● **TASK DESCRIPTION**: Write out each line exactly as it stands, please.

(Data entries for graphics)
* start *

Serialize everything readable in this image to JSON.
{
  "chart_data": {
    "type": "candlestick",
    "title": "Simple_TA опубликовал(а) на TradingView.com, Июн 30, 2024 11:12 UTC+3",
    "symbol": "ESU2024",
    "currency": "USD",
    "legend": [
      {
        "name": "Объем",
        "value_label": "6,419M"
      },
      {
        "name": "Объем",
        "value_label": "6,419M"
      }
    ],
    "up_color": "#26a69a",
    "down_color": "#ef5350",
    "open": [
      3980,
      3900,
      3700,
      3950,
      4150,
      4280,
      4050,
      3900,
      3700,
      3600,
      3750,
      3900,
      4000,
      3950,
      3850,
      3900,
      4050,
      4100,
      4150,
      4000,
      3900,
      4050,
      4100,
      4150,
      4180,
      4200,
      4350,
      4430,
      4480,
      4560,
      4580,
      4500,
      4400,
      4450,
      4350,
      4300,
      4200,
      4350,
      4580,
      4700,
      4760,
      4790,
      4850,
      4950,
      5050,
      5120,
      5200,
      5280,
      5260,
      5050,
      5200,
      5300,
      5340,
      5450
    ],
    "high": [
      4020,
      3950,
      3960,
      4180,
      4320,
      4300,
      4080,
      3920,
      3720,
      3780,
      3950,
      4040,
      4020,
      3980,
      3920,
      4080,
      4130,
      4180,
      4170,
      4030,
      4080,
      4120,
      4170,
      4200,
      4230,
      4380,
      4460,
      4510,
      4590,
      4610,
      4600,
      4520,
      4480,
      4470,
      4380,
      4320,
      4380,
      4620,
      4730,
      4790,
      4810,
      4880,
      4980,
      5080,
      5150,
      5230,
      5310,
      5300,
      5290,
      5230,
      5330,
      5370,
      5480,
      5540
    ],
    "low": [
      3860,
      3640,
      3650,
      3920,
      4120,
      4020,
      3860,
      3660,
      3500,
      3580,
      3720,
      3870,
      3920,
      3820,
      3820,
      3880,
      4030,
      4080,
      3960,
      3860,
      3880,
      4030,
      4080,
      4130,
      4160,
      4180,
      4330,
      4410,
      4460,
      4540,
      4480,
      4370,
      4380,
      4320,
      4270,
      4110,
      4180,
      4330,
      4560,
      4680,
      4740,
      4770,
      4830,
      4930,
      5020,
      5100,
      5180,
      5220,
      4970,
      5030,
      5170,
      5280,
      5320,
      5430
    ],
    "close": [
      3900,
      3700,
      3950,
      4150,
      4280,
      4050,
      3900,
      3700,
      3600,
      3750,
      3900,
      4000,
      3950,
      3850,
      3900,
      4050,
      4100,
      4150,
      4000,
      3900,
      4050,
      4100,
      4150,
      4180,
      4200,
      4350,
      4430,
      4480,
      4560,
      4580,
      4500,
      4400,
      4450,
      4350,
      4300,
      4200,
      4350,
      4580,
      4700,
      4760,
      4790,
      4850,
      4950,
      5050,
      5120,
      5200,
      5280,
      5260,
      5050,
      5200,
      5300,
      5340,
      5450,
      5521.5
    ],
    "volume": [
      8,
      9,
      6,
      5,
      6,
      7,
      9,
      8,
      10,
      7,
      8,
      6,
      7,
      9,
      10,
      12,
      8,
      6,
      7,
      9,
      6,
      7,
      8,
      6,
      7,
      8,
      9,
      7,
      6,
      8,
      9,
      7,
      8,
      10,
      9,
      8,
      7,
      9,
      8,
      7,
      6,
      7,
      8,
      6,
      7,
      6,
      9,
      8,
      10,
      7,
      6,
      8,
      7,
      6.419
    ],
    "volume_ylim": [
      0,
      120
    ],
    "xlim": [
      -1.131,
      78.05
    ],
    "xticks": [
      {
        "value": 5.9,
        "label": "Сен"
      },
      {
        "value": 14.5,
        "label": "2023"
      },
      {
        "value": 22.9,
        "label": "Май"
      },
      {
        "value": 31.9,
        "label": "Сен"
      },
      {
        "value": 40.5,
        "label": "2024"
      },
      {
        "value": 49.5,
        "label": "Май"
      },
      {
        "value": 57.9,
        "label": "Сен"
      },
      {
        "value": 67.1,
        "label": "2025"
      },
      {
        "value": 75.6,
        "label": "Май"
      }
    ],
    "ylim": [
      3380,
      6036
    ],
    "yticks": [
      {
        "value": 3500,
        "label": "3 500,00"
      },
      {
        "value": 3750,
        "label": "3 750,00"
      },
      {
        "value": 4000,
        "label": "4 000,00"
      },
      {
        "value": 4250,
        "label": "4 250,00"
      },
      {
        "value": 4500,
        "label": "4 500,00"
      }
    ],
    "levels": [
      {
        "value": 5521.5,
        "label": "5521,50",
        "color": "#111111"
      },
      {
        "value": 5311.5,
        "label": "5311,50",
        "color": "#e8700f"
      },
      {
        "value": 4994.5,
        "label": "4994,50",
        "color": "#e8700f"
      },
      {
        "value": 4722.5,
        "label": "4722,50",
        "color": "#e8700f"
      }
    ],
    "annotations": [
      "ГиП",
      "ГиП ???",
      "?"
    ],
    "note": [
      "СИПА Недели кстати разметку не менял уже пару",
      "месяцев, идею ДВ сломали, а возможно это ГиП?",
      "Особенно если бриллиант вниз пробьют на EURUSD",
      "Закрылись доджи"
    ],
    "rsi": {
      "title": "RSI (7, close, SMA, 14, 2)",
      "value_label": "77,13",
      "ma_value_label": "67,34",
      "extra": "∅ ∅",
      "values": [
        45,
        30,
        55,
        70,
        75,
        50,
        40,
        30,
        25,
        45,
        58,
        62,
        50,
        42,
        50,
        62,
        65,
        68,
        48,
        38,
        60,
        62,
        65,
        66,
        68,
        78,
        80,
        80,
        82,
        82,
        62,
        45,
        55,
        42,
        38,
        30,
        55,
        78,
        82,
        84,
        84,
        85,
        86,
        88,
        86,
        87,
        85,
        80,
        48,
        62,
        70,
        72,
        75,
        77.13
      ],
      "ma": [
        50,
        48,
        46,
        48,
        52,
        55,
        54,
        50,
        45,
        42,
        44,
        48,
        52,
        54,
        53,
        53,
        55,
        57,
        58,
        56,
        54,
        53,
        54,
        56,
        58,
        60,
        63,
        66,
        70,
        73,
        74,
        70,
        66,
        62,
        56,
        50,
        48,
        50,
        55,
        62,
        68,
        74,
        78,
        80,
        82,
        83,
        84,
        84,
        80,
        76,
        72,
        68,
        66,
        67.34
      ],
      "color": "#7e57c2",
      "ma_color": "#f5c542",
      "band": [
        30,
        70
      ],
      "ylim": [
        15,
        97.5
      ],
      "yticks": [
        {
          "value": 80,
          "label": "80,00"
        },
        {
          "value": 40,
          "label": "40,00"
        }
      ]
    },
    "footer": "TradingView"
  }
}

* end *

● **SOLUTION BELOW**:
Serialize everything readable in this image to JSON.
{
  "chart_data": {
    "type": "candlestick",
    "title": "Simple_TA опубликовал(а) на TradingView.com, Июн 30, 2024 11:12 UTC+3",
    "symbol": "ESU2024",
    "currency": "USD",
    "legend": [
      {
        "name": "Объем",
        "value_label": "6,419M"
      },
      {
        "name": "Объем",
        "value_label": "6,419M"
      }
    ],
    "up_color": "#26a69a",
    "down_color": "#ef5350",
    "open": [
      3980,
      3900,
      3700,
      3950,
      4150,
      4280,
      4050,
      3900,
      3700,
      3600,
      3750,
      3900,
      4000,
      3950,
      3850,
      3900,
      4050,
      4100,
      4150,
      4000,
      3900,
      4050,
      4100,
      4150,
      4180,
      4200,
      4350,
      4430,
      4480,
      4560,
      4580,
      4500,
      4400,
      4450,
      4350,
      4300,
      4200,
      4350,
      4580,
      4700,
      4760,
      4790,
      4850,
      4950,
      5050,
      5120,
      5200,
      5280,
      5260,
      5050,
      5200,
      5300,
      5340,
      5450
    ],
    "high": [
      4020,
      3950,
      3960,
      4180,
      4320,
      4300,
      4080,
      3920,
      3720,
      3780,
      3950,
      4040,
      4020,
      3980,
      3920,
      4080,
      4130,
      4180,
      4170,
      4030,
      4080,
      4120,
      4170,
      4200,
      4230,
      4380,
      4460,
      4510,
      4590,
      4610,
      4600,
      4520,
      4480,
      4470,
      4380,
      4320,
      4380,
      4620,
      4730,
      4790,
      4810,
      4880,
      4980,
      5080,
      5150,
      5230,
      5310,
      5300,
      5290,
      5230,
      5330,
      5370,
      5480,
      5540
    ],
    "low": [
      3860,
      3640,
      3650,
      3920,
      4120,
      4020,
      3860,
      3660,
      3500,
      3580,
      3720,
      3870,
      3920,
      3820,
      3820,
      3880,
      4030,
      4080,
      3960,
      3860,
      3880,
      4030,
      4080,
      4130,
      4160,
      4180,
      4330,
      4410,
      4460,
      4540,
      4480,
      4370,
      4380,
      4320,
      4270,
      4110,
      4180,
      4330,
      4560,
      4680,
      4740,
      4770,
      4830,
      4930,
      5020,
      5100,
      5180,
      5220,
      4970,
      5030,
      5170,
      5280,
      5320,
      5430
    ],
    "close": [
      3900,
      3700,
      3950,
      4150,
      4280,
      4050,
      3900,
      3700,
      3600,
      3750,
      3900,
      4000,
      3950,
      3850,
      3900,
      4050,
      4100,
      4150,
      4000,
      3900,
      4050,
      4100,
      4150,
      4180,
      4200,
      4350,
      4430,
      4480,
      4560,
      4580,
      4500,
      4400,
      4450,
      4350,
      4300,
      4200,
      4350,
      4580,
      4700,
      4760,
      4790,
      4850,
      4950,
      5050,
      5120,
      5200,
      5280,
      5260,
      5050,
      5200,
      5300,
      5340,
      5450,
      5521.5
    ],
    "volume": [
      8,
      9,
      6,
      5,
      6,
      7,
      9,
      8,
      10,
      7,
      8,
      6,
      7,
      9,
      10,
      12,
      8,
      6,
      7,
      9,
      6,
      7,
      8,
      6,
      7,
      8,
      9,
      7,
      6,
      8,
      9,
      7,
      8,
      10,
      9,
      8,
      7,
      9,
      8,
      7,
      6,
      7,
      8,
      6,
      7,
      6,
      9,
      8,
      10,
      7,
      6,
      8,
      7,
      6.419
    ],
    "volume_ylim": [
      0,
      120
    ],
    "xlim": [
      -1.131,
      78.05
    ],
    "xticks": [
      {
        "value": 5.9,
        "label": "Сен"
      },
      {
        "value": 14.5,
        "label": "2023"
      },
      {
        "value": 22.9,
        "label": "Май"
      },
      {
        "value": 31.9,
        "label": "Сен"
      },
      {
        "value": 40.5,
        "label": "2024"
      },
      {
        "value": 49.5,
        "label": "Май"
      },
      {
        "value": 57.9,
        "label": "Сен"
      },
      {
        "value": 67.1,
        "label": "2025"
      },
      {
        "value": 75.6,
        "label": "Май"
      }
    ],
    "ylim": [
      3380,
      6036
    ],
    "yticks": [
      {
        "value": 3500,
        "label": "3 500,00"
      },
      {
        "value": 3750,
        "label": "3 750,00"
      },
      {
        "value": 4000,
        "label": "4 000,00"
      },
      {
        "value": 4250,
        "label": "4 250,00"
      },
      {
        "value": 4500,
        "label": "4 500,00"
      }
    ],
    "levels": [
      {
        "value": 5521.5,
        "label": "5521,50",
        "color": "#111111"
      },
      {
        "value": 5311.5,
        "label": "5311,50",
        "color": "#e8700f"
      },
      {
        "value": 4994.5,
        "label": "4994,50",
        "color": "#e8700f"
      },
      {
        "value": 4722.5,
        "label": "4722,50",
        "color": "#e8700f"
      }
    ],
    "annotations": [
      "ГиП",
      "ГиП ???",
      "?"
    ],
    "note": [
      "СИПА Недели кстати разметку не менял уже пару",
      "месяцев, идею ДВ сломали, а возможно это ГиП?",
      "Особенно если бриллиант вниз пробьют на EURUSD",
      "Закрылись доджи"
    ],
    "rsi": {
      "title": "RSI (7, close, SMA, 14, 2)",
      "value_label": "77,13",
      "ma_value_label": "67,34",
      "extra": "∅ ∅",
      "values": [
        45,
        30,
        55,
        70,
        75,
        50,
        40,
        30,
        25,
        45,
        58,
        62,
        50,
        42,
        50,
        62,
        65,
        68,
        48,
        38,
        60,
        62,
        65,
        66,
        68,
        78,
        80,
        80,
        82,
        82,
        62,
        45,
        55,
        42,
        38,
        30,
        55,
        78,
        82,
        84,
        84,
        85,
        86,
        88,
        86,
        87,
        85,
        80,
        48,
        62,
        70,
        72,
        75,
        77.13
      ],
      "ma": [
        50,
        48,
        46,
        48,
        52,
        55,
        54,
        50,
        45,
        42,
        44,
        48,
        52,
        54,
        53,
        53,
        55,
        57,
        58,
        56,
        54,
        53,
        54,
        56,
        58,
        60,
        63,
        66,
        70,
        73,
        74,
        70,
        66,
        62,
        56,
        50,
        48,
        50,
        55,
        62,
        68,
        74,
        78,
        80,
        82,
        83,
        84,
        84,
        80,
        76,
        72,
        68,
        66,
        67.34
      ],
      "color": "#7e57c2",
      "ma_color": "#f5c542",
      "band": [
        30,
        70
      ],
      "ylim": [
        15,
        97.5
      ],
      "yticks": [
        {
          "value": 80,
          "label": "80,00"
        },
        {
          "value": 40,
          "label": "40,00"
        }
      ]
    },
    "footer": "TradingView"
  }
}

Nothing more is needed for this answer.